● **DIRECTIONS**
Provide a single number: the count of lines containing the string "checked".

● **INPUT DATA**
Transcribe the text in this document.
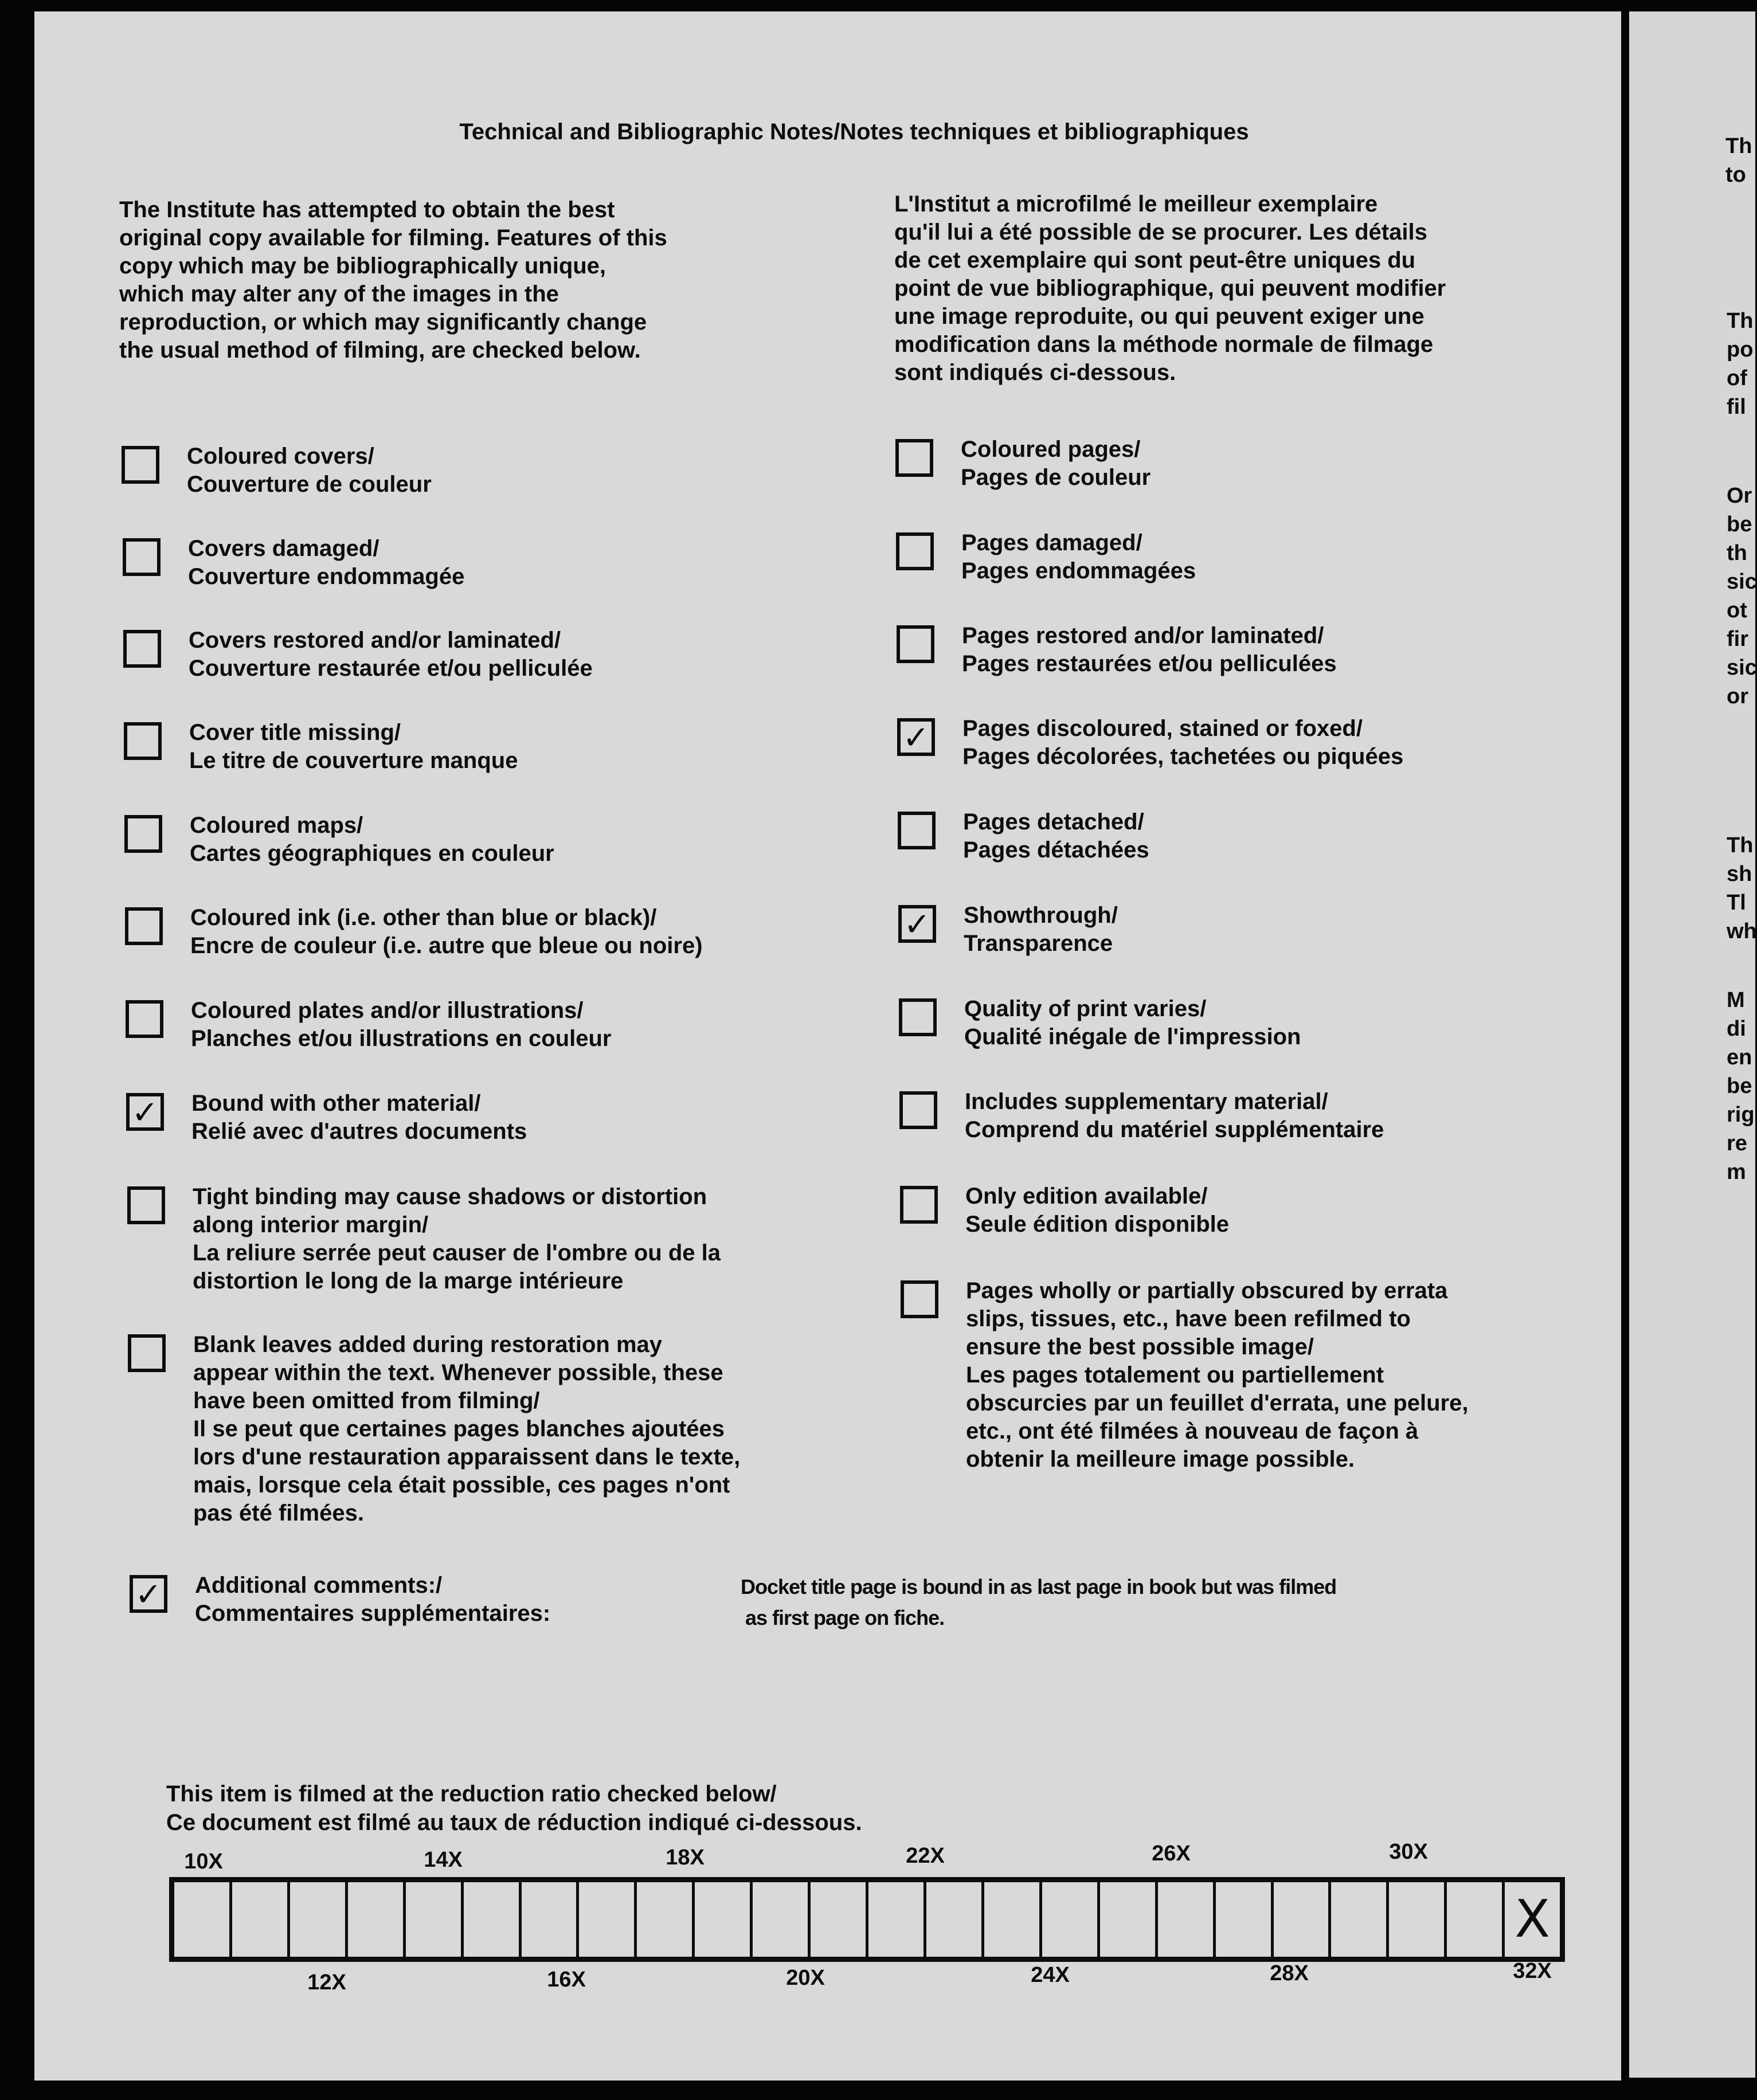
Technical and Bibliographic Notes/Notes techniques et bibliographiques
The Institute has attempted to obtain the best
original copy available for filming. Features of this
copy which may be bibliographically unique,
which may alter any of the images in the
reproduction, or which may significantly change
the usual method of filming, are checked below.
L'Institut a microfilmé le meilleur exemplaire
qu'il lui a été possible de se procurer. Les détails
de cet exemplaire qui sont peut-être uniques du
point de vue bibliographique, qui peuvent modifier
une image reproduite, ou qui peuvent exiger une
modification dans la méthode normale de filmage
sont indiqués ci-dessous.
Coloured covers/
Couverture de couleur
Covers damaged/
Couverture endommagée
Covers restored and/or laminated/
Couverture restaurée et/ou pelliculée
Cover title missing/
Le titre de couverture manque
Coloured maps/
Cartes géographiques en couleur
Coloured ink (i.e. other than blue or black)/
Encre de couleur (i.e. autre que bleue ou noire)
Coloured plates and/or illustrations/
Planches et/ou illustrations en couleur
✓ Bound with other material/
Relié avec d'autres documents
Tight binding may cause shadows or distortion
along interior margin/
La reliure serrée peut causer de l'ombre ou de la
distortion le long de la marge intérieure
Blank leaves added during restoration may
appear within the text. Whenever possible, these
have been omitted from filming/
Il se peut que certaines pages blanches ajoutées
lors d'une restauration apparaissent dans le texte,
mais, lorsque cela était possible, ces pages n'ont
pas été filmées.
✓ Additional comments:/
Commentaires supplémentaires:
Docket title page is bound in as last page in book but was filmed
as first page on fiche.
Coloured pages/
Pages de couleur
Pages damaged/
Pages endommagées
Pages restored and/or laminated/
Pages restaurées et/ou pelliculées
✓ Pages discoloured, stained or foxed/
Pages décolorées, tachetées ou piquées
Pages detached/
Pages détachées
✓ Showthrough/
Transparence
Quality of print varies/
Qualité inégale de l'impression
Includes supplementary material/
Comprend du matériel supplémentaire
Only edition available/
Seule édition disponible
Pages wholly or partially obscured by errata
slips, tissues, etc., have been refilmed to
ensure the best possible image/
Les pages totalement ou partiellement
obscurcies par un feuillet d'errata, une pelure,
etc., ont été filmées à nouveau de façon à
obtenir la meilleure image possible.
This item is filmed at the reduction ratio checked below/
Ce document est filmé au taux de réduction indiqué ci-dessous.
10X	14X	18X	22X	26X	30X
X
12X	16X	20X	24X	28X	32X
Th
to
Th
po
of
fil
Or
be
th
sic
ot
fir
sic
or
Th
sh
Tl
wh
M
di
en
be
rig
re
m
==
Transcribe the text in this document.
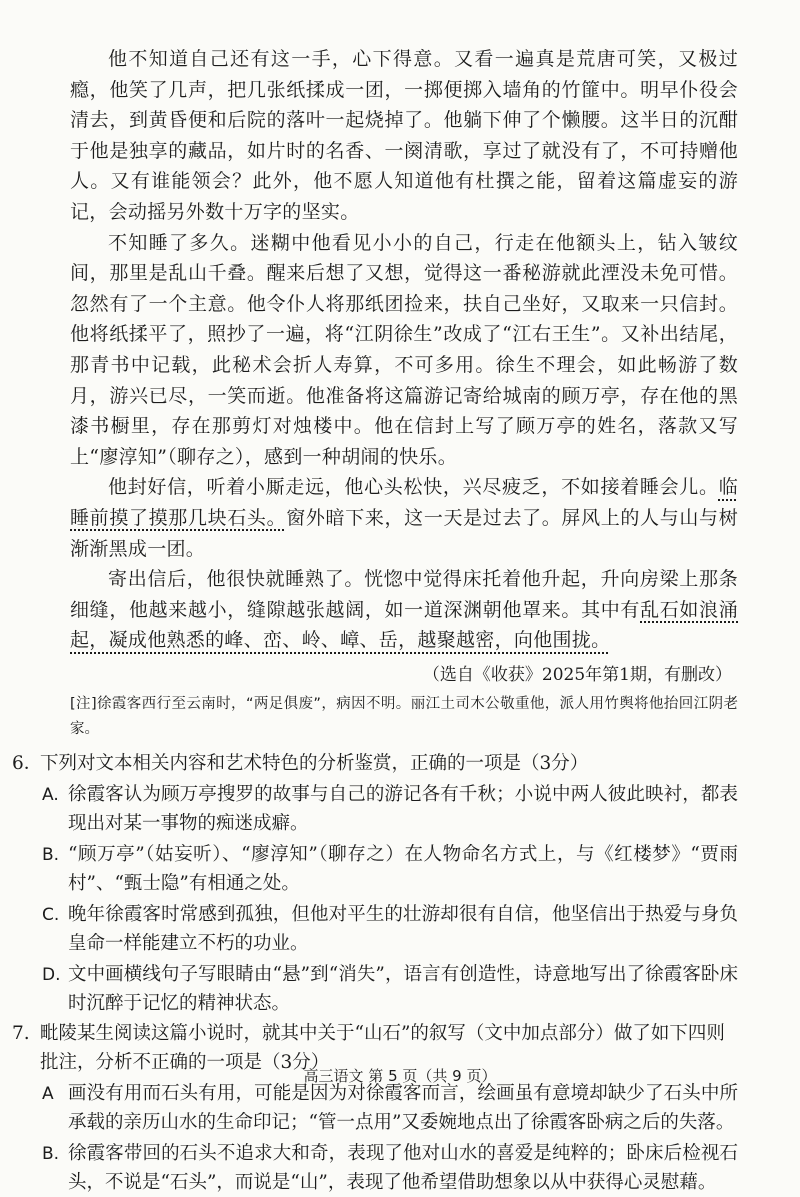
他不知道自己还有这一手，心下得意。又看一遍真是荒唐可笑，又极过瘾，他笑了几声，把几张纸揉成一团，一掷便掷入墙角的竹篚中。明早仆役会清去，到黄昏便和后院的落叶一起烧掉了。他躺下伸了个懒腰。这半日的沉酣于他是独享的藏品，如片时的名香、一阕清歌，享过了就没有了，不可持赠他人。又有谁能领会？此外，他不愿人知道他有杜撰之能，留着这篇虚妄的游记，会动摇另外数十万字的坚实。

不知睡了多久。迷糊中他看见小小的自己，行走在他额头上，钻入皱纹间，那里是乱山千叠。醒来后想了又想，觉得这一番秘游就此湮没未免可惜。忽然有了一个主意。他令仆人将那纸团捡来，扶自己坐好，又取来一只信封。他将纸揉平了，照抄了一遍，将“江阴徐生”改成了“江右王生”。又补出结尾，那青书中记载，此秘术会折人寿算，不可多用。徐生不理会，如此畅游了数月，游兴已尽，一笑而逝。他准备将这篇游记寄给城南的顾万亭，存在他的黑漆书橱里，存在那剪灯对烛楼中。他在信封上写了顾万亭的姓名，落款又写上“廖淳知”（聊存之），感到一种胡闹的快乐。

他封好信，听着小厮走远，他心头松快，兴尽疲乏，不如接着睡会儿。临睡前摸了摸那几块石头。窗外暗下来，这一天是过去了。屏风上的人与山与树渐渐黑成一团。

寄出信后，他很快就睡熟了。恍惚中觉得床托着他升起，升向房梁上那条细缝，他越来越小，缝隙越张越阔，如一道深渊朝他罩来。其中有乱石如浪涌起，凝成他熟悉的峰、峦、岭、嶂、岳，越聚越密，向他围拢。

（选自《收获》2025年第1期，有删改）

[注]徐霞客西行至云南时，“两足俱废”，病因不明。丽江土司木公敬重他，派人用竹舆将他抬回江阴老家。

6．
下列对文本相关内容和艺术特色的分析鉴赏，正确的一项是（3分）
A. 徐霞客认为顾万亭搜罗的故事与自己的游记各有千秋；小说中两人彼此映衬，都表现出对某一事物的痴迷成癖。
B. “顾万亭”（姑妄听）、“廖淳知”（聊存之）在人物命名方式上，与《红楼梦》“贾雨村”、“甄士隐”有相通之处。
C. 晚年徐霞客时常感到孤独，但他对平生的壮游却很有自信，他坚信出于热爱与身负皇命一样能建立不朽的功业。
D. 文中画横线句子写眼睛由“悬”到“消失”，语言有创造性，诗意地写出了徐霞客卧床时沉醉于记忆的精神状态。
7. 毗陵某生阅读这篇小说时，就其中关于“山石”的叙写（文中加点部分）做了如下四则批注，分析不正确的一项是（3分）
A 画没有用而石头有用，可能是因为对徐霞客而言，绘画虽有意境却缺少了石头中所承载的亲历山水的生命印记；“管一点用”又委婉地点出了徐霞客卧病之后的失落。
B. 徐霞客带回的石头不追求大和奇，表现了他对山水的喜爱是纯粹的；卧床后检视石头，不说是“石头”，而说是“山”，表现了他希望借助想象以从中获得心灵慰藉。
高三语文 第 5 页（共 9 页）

● **FULL OUTPUT**
2